- _SOURCE MATERIAL_:

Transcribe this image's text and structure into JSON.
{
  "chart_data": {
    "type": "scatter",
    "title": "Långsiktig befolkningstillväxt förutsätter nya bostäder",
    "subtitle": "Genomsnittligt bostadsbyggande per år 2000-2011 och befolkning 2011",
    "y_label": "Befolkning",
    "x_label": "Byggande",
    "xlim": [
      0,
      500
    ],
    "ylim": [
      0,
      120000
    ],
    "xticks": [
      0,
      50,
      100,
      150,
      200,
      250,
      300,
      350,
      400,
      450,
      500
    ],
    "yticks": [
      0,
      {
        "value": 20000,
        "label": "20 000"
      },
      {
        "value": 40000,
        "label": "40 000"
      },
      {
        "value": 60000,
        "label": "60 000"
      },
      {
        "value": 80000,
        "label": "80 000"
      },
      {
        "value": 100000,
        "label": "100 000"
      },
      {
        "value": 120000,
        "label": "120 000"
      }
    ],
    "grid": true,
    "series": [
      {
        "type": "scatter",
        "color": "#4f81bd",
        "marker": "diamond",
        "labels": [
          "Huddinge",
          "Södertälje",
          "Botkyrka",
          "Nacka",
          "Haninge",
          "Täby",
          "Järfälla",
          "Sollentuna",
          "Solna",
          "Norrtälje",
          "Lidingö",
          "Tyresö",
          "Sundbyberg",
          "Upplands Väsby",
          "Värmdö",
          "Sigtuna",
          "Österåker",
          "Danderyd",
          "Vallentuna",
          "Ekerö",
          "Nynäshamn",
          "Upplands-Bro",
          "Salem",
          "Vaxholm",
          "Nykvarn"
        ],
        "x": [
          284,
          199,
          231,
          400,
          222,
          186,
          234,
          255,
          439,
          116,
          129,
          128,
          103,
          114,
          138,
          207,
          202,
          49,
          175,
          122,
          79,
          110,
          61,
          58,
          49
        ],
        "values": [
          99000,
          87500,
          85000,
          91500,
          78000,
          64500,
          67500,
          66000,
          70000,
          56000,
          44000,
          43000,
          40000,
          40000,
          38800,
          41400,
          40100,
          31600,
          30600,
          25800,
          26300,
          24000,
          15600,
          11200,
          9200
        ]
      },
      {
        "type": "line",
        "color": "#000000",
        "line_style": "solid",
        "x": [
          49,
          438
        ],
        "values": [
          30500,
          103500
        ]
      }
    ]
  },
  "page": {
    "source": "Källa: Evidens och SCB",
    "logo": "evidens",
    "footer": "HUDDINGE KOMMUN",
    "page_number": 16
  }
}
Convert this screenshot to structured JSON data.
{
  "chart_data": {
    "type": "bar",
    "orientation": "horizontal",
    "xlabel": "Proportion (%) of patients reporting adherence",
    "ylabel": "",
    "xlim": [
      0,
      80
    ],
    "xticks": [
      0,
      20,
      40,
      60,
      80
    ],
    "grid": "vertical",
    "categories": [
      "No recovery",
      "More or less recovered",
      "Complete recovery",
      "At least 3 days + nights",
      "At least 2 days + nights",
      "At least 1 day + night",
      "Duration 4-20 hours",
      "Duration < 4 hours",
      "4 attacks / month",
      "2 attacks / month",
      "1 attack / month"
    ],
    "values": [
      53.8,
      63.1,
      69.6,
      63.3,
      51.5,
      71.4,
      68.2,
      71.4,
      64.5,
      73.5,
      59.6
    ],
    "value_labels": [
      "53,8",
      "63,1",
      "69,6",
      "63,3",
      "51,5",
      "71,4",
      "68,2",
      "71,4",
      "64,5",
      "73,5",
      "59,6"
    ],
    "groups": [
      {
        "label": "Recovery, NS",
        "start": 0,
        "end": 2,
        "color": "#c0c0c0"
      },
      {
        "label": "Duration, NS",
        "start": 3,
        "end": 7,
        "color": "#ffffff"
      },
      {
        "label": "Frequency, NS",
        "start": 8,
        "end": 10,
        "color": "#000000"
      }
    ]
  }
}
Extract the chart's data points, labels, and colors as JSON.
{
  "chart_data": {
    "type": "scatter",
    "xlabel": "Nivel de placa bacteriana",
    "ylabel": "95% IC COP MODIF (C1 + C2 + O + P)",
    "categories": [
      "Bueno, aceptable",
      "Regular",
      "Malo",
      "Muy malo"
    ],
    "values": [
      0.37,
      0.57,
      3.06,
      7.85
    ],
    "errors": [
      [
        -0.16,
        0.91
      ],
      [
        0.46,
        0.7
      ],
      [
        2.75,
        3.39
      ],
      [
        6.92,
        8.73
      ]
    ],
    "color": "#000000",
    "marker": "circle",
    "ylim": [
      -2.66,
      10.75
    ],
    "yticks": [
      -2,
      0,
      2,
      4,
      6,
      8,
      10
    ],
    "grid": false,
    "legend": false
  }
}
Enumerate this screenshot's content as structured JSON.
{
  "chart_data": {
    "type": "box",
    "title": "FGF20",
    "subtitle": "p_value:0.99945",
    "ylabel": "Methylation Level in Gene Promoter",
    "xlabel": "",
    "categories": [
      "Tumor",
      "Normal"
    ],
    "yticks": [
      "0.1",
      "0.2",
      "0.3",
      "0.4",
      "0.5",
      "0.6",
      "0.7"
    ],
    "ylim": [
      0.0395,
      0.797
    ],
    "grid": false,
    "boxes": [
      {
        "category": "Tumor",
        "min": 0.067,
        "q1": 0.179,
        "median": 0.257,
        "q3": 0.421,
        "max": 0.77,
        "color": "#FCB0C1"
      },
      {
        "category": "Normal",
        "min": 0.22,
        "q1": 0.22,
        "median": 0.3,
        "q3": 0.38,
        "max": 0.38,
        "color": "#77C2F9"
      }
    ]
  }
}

- _WHAT TO DO_: Show each line of the records above containing "structured".

- _ANSWER BELOW_:
Convert this screenshot to structured JSON data.
Enumerate this screenshot's content as structured JSON.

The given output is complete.